_WHAT YOU NEED TO DO_
Reproduce the records word for word, starting at their first line and ending at the line that contains "attribute-tag: Polyester [522,408,570,422]", with both of those lines included.

_SUPPLIED INFORMATION_
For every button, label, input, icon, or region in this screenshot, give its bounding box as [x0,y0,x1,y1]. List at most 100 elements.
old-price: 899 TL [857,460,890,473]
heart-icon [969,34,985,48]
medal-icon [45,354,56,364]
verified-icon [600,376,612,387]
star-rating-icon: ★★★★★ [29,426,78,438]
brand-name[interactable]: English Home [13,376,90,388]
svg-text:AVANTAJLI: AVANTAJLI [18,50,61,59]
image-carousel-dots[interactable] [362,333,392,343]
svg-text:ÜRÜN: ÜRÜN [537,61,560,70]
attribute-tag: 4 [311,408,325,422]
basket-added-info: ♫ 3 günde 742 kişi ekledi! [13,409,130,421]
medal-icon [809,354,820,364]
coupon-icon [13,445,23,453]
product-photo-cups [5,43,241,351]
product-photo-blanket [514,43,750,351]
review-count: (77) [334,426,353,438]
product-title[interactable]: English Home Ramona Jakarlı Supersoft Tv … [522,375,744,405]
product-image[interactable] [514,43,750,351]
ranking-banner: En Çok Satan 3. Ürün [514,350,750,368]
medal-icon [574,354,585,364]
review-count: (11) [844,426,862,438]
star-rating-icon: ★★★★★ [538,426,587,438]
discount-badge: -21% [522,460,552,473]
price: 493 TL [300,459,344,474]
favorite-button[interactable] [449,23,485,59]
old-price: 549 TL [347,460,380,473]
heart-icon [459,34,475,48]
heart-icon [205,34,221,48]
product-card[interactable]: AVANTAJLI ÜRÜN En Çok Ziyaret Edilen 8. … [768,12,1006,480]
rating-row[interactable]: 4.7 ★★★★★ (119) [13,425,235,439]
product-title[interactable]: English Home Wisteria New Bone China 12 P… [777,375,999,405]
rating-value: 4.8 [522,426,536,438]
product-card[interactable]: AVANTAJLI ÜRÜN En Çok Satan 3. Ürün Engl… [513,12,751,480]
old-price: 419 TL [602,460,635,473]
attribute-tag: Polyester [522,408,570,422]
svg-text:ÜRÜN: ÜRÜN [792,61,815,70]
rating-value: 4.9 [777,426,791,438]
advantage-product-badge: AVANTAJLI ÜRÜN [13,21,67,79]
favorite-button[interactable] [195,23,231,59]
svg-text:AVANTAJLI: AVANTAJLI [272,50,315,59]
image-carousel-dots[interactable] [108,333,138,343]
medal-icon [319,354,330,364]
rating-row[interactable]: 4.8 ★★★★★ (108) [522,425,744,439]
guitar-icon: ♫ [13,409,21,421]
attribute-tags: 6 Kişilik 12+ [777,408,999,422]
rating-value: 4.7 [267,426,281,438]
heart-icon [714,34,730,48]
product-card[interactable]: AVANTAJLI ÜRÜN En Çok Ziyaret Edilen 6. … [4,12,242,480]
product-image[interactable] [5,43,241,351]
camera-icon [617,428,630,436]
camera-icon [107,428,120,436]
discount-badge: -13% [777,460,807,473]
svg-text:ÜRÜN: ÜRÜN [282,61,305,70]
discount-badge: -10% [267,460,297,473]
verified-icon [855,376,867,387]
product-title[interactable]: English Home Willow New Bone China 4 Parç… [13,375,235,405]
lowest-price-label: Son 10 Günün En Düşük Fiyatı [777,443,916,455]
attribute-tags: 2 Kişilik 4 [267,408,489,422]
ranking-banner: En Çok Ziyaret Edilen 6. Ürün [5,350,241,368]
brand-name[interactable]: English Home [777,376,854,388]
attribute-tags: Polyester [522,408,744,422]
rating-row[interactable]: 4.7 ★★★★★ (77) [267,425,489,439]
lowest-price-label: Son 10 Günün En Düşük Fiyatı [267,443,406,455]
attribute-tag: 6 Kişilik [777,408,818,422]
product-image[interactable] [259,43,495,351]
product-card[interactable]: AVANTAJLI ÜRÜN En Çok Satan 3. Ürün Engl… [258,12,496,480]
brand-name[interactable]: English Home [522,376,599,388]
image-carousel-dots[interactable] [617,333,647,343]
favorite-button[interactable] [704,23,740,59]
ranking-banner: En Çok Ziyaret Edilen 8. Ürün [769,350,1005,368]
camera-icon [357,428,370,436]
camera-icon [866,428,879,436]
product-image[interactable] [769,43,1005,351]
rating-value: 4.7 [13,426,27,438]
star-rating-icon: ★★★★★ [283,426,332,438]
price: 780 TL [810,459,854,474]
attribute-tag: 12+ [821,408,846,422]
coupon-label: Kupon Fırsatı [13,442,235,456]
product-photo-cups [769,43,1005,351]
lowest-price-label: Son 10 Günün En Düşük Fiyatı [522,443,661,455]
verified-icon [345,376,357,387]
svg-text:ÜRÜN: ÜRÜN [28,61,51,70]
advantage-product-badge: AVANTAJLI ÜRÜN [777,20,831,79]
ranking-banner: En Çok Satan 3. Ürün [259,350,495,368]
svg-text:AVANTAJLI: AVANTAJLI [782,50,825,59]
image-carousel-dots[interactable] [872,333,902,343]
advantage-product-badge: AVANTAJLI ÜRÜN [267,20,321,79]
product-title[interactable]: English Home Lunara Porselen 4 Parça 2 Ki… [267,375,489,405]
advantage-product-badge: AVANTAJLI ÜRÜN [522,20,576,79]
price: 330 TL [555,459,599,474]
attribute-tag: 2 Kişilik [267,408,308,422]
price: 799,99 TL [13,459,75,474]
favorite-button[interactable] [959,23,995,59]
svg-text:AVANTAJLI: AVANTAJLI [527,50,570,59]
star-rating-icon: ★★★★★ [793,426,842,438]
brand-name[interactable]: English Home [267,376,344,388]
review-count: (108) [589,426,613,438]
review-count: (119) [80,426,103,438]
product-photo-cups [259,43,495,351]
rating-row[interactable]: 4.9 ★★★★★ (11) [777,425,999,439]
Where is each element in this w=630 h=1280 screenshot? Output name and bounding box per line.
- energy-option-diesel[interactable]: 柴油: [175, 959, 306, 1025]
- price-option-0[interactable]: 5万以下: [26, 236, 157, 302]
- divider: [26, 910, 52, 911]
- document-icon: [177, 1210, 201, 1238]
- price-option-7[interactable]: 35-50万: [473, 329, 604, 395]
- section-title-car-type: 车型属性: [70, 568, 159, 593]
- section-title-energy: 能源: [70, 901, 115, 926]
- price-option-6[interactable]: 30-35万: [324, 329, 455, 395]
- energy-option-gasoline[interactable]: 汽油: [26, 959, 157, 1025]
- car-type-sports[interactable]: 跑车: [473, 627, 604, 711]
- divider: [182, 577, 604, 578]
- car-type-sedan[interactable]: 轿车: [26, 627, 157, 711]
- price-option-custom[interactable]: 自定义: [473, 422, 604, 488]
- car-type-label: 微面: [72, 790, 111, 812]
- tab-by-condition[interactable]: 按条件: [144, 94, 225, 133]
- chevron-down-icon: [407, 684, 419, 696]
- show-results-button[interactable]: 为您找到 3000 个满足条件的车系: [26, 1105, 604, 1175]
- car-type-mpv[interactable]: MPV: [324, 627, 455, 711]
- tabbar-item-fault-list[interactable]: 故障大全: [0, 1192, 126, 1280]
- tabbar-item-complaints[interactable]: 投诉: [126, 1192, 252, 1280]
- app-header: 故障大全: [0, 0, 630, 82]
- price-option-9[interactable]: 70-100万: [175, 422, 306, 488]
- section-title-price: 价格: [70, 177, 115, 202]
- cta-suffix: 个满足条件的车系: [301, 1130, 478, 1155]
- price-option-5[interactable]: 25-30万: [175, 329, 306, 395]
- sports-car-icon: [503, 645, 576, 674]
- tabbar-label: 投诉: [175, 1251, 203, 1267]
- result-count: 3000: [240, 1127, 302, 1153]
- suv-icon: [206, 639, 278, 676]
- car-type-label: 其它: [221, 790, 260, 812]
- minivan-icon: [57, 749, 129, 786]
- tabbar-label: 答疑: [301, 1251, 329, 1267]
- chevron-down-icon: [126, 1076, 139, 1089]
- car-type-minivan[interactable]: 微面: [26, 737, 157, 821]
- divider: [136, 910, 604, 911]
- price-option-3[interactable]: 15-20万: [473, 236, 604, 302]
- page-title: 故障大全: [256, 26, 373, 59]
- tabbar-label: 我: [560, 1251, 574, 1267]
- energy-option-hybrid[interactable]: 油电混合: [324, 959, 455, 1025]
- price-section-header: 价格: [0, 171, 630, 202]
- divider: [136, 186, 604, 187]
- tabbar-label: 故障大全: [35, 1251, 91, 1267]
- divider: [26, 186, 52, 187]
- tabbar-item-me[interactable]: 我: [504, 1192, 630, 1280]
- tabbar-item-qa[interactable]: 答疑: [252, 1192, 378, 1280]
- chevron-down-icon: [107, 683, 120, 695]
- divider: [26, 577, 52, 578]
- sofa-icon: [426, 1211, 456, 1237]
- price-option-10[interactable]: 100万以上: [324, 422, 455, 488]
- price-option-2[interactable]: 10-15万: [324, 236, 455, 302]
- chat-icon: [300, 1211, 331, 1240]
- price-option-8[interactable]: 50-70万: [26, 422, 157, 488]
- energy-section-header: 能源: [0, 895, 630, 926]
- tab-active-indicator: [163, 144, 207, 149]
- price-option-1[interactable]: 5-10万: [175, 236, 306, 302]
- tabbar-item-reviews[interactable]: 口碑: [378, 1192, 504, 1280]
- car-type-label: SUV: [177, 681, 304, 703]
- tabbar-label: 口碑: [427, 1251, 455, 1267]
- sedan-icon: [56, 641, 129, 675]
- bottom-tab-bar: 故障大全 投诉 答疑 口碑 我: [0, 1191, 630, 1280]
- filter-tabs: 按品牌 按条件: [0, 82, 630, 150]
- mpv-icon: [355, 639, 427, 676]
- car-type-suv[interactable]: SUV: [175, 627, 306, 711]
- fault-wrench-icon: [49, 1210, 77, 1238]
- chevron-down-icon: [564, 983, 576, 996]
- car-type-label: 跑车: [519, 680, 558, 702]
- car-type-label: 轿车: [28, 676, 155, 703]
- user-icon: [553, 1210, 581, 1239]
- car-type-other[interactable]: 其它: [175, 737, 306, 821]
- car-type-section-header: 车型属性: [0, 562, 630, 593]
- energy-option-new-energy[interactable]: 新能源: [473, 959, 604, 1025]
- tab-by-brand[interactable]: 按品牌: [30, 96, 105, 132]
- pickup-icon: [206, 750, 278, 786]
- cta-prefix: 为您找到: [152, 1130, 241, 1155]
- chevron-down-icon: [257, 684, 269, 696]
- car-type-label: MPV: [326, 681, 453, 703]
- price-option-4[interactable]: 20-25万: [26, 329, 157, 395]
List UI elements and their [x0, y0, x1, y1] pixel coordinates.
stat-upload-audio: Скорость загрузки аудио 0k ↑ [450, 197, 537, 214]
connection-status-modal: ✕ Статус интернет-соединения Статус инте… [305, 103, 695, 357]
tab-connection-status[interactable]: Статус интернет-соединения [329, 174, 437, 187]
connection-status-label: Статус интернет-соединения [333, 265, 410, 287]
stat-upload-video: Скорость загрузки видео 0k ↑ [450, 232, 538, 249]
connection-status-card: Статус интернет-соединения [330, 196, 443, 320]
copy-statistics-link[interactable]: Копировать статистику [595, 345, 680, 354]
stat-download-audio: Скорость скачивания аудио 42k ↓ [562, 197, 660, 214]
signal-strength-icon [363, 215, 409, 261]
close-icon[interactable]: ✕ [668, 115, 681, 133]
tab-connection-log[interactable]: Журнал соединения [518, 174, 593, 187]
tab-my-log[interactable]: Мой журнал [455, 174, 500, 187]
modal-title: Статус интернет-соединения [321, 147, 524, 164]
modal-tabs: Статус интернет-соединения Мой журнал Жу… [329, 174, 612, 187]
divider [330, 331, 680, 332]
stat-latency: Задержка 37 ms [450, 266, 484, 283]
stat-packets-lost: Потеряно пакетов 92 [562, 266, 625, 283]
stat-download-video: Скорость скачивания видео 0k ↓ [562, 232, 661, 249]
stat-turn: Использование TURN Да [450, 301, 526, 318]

_SOLUTION BELOW_
For every button, label, input, icon, or region in this screenshot, give its bounding box as [x0,y0,x1,y1]. List at most 100 elements.
old-price: 899 TL [857,460,890,473]
heart-icon [969,34,985,48]
medal-icon [45,354,56,364]
verified-icon [600,376,612,387]
star-rating-icon: ★★★★★ [29,426,78,438]
brand-name[interactable]: English Home [13,376,90,388]
svg-text:AVANTAJLI: AVANTAJLI [18,50,61,59]
image-carousel-dots[interactable] [362,333,392,343]
svg-text:ÜRÜN: ÜRÜN [537,61,560,70]
attribute-tag: 4 [311,408,325,422]
basket-added-info: ♫ 3 günde 742 kişi ekledi! [13,409,130,421]
medal-icon [809,354,820,364]
coupon-icon [13,445,23,453]
product-photo-cups [5,43,241,351]
product-photo-blanket [514,43,750,351]
review-count: (77) [334,426,353,438]
product-title[interactable]: English Home Ramona Jakarlı Supersoft Tv … [522,375,744,405]
product-image[interactable] [514,43,750,351]
ranking-banner: En Çok Satan 3. Ürün [514,350,750,368]
medal-icon [574,354,585,364]
review-count: (11) [844,426,862,438]
star-rating-icon: ★★★★★ [538,426,587,438]
discount-badge: -21% [522,460,552,473]
price: 493 TL [300,459,344,474]
favorite-button[interactable] [449,23,485,59]
old-price: 549 TL [347,460,380,473]
heart-icon [459,34,475,48]
heart-icon [205,34,221,48]
product-card[interactable]: AVANTAJLI ÜRÜN En Çok Ziyaret Edilen 8. … [768,12,1006,480]
rating-row[interactable]: 4.7 ★★★★★ (119) [13,425,235,439]
product-title[interactable]: English Home Wisteria New Bone China 12 P… [777,375,999,405]
rating-value: 4.8 [522,426,536,438]
product-card[interactable]: AVANTAJLI ÜRÜN En Çok Satan 3. Ürün Engl… [513,12,751,480]
old-price: 419 TL [602,460,635,473]
attribute-tag: Polyester [522,408,570,422]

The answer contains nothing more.